### A FAZER
1/ Repita o trecho do texto sobre o superávit primário que começa em "Inacreditável! O resenhista" e segue até "medida desse tipo?", sem mudar nada.
2/ Diga se cada afirmação abaixo está de acordo com o texto sobre o superávit primário, respondendo sim ou não e citando as palavras do texto que decidem a resposta.
(a) Modenesi diz que um superávit primário de 5% do PIB é excelente para Wall Street.
(b) O superávit primário compensa o déficit nominal.
(c) O resenhista quer dirigir os conselhos ao presidente Lula e ao ministro Palocci.
3/ Retome o texto sobre o superávit primário e continue a escrita a partir da última frase.

### TEXTO PARA LEITURA
▬▬▬▬▬▬
O resenhista brasileiro vai mais longe e pretende dirigir esses conselhos ao presidente Lula e ao ministro Palocci, como se estes estivessem, de verdade, submetendo o país “à disciplina dos mercados financeiros”.
Modenesi afirma, em especial: “ministro, em economia tudo tem o seu custo, isto é, há sempre um trade-off; um superávit primário de 5% do PIB é excelente para Wall Street e para a avenida Paulista, também, mas não é tão bom assim para o resto do país, não...”.

Inacreditável! O resenhista não parece perceber que o superávit primário – que é apenas isso, primário, não compensando o déficit nominal, isto é, real – conduzido pelo governo não visa atender a avenida Paulista, mas honrar contratos assinados e assumidos pelo governo. Ou o resenhista está de fato propondo que o governo aplique um calote nos mercados financeiros da Avenida Paulista? Algum dirigente responsável seria capaz de preconizar uma medida desse tipo?
▬▬▬▬▬▬
(Registros de anotação de layout)

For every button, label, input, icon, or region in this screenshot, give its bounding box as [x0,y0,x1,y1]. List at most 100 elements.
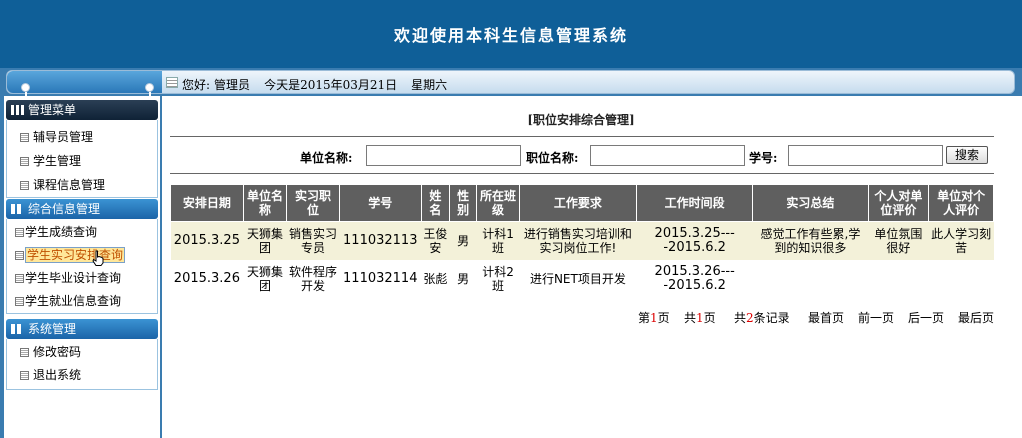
table-cell: 天狮集团 [243,259,287,298]
menu-bars-icon [11,204,21,214]
column-header: 学号 [338,184,422,222]
greeting-label: 您好: [182,78,211,92]
menu-header-system[interactable]: 系统管理 [6,319,158,339]
position-name-input[interactable] [590,145,745,166]
column-header: 单位名称 [242,184,288,222]
table-cell: 2015.3.25----2015.6.2 [636,221,753,260]
table-cell: 软件程序开发 [286,259,340,298]
menu-header-label: 综合信息管理 [28,202,101,216]
current-weekday: 星期六 [411,78,448,92]
hand-cursor-icon [92,250,104,266]
menu-header-label: 系统管理 [28,322,77,336]
current-user: 管理员 [214,78,251,92]
sidebar-item-counselor[interactable]: 辅导员管理 [20,128,93,146]
sidebar-edge [0,96,4,438]
info-bar-panel: 您好: 管理员 今天是2015年03月21日 星期六 [6,70,1015,98]
table-header-row: 安排日期 单位名称 实习职位 学号 姓名 性别 所在班级 工作要求 工作时间段 … [170,184,994,222]
first-page-link[interactable]: 最首页 [808,309,844,326]
pin-icon [145,83,154,98]
sidebar-item-logout[interactable]: 退出系统 [20,366,81,384]
table-cell: 111032114 [339,259,422,298]
unit-label: 单位名称: [300,151,353,165]
pin-icon [21,83,30,98]
page-title: [职位安排综合管理] [527,113,635,127]
table-cell: 计科2班 [476,259,520,298]
position-label: 职位名称: [526,151,579,165]
sidebar-item-student[interactable]: 学生管理 [20,152,81,170]
table-row[interactable]: 2015.3.26 天狮集团 软件程序开发 111032114 张彪 男 计科2… [170,259,994,298]
document-icon [20,371,29,380]
table-cell: 张彪 [421,259,450,298]
greeting-text: 您好: 管理员 今天是2015年03月21日 星期六 [182,76,451,93]
table-cell: 2015.3.26----2015.6.2 [636,259,753,298]
menu-header-integrated[interactable]: 综合信息管理 [6,199,158,219]
table-cell: 王俊安 [421,221,450,260]
document-icon [15,228,24,237]
app-title: 欢迎使用本科生信息管理系统 [393,26,628,45]
table-cell: 销售实习专员 [286,221,340,260]
sidebar-item-internship[interactable]: 学生实习安排查询 [15,246,126,264]
student-id-label: 学号: [749,151,778,165]
table-row[interactable]: 2015.3.25 天狮集团 销售实习专员 111032113 王俊安 男 计科… [170,221,994,260]
menu-header-label: 管理菜单 [28,103,77,117]
menu-bars-icon [11,324,21,334]
table-cell [752,259,869,298]
placement-table: 安排日期 单位名称 实习职位 学号 姓名 性别 所在班级 工作要求 工作时间段 … [170,184,994,298]
column-header: 个人对单位评价 [867,184,930,222]
app-header: 欢迎使用本科生信息管理系统 [0,0,1022,68]
table-cell: 2015.3.25 [170,221,244,260]
sidebar-item-course[interactable]: 课程信息管理 [20,176,105,194]
table-cell [928,259,994,298]
record-count: 共2条记录 [734,311,790,325]
total-pages: 共1页 [684,311,716,325]
document-icon [20,133,29,142]
document-icon [15,274,24,283]
menu-grid-icon [11,105,24,115]
menu-header-manage[interactable]: 管理菜单 [6,100,158,120]
sidebar-item-employment[interactable]: 学生就业信息查询 [15,292,121,310]
user-icon [166,77,178,88]
document-icon [15,251,24,260]
column-header: 实习职位 [286,184,340,222]
next-page-link[interactable]: 后一页 [908,309,944,326]
column-header: 性别 [448,184,478,222]
search-form: 单位名称: 职位名称: 学号: 搜索 [164,145,998,167]
info-bar-left-cap [7,71,162,98]
sidebar-item-grades[interactable]: 学生成绩查询 [15,223,97,241]
current-date: 今天是2015年03月21日 [264,78,398,92]
info-bar: 您好: 管理员 今天是2015年03月21日 星期六 [0,68,1022,98]
document-icon [20,181,29,190]
table-cell: 感觉工作有些累,学到的知识很多 [752,221,869,260]
document-icon [20,348,29,357]
table-cell: 天狮集团 [243,221,287,260]
pagination: 第1页 共1页 共2条记录 最首页 前一页 后一页 最后页 [164,309,994,325]
sidebar-item-change-password[interactable]: 修改密码 [20,343,81,361]
document-icon [20,157,29,166]
search-button[interactable]: 搜索 [946,146,988,164]
column-header: 工作要求 [518,184,638,222]
table-cell: 计科1班 [476,221,520,260]
table-cell: 男 [449,221,477,260]
main-content: [职位安排综合管理] 单位名称: 职位名称: 学号: 搜索 安排日期 单位名称 … [164,96,1022,438]
column-header: 姓名 [420,184,451,222]
column-header: 安排日期 [170,184,244,222]
divider [170,136,994,137]
sidebar-item-thesis[interactable]: 学生毕业设计查询 [15,269,121,287]
column-header: 实习总结 [752,184,869,222]
page-indicator: 第1页 [638,311,670,325]
table-cell: 男 [449,259,477,298]
table-cell: 111032113 [339,221,422,260]
column-header: 所在班级 [476,184,520,222]
table-cell [868,259,929,298]
student-id-input[interactable] [788,145,943,166]
column-header: 单位对个人评价 [928,184,994,222]
table-cell: 此人学习刻苦 [928,221,994,260]
divider [170,173,994,174]
unit-name-input[interactable] [366,145,521,166]
document-icon [15,297,24,306]
prev-page-link[interactable]: 前一页 [858,309,894,326]
table-cell: 单位氛围很好 [868,221,929,260]
column-header: 工作时间段 [636,184,754,222]
last-page-link[interactable]: 最后页 [958,309,994,326]
table-cell: 进行NET项目开发 [519,259,637,298]
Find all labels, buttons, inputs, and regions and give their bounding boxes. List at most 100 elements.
▬▬▬▬▬▬
### RESPOSTAS DO EXERCÍCIO
1/
Inacreditável! O resenhista não parece perceber que o superávit primário – que é apenas isso, primário, não compensando o déficit nominal, isto é, real – conduzido pelo governo não visa atender a avenida Paulista, mas honrar contratos assinados e assumidos pelo governo. Ou o resenhista está de fato propondo que o governo aplique um calote nos mercados financeiros da Avenida Paulista? Algum dirigente responsável seria capaz de preconizar uma medida desse tipo?

2/
(a) Sim: "um superávit primário de 5% do PIB é excelente para Wall Street".
(b) Não: "não compensando o déficit nominal".
(c) Sim: "pretende dirigir esses conselhos ao presidente Lula e ao ministro Palocci".

3/
O fato de um prêmio Nobel esgrimir alguns mitos construídos sob conveniência não lhes confere ares de autenticidade, como se sua palavra fosse um mantra infalível. Parafraseando o resenhista, o que realmente surpreende é ouvir uma personalidade com a autoridade de um professor universitário repetir afirmações gratuitas da boca de um prêmio Nobel e achar que isso lhes dá status de genialidade apenas porque vêem marcadas com o selo do prêmio Nobel. Parece que o complexo de colonizado não afeta apenas os supostos aliados de Wall Street, mas também os economistas ditos de oposição.

Paulo Roberto de Almeida
Brasília, 8 janeiro 2006

Um comentário:

Anônimo disse...

Eu sei que esse é um comentário bem tardio é que estava pesquisando sobre o Consenso de Washigton e adorei sua crítica em relação a resenha do Modenesi. Acho que é um dos únicos da minha pesquisa que crítica o Senhor Premio Nobel. Infelizmente, nós alunos temos que venera-los na prova se quisermos um nota para passar... E acabamos com nosso senso crítico.
Obrigado por lembrar que ainda existe minha opnião sobre assunto.
(que infelizmente não poderei usar na minha prova )
Quem sabe um dia ?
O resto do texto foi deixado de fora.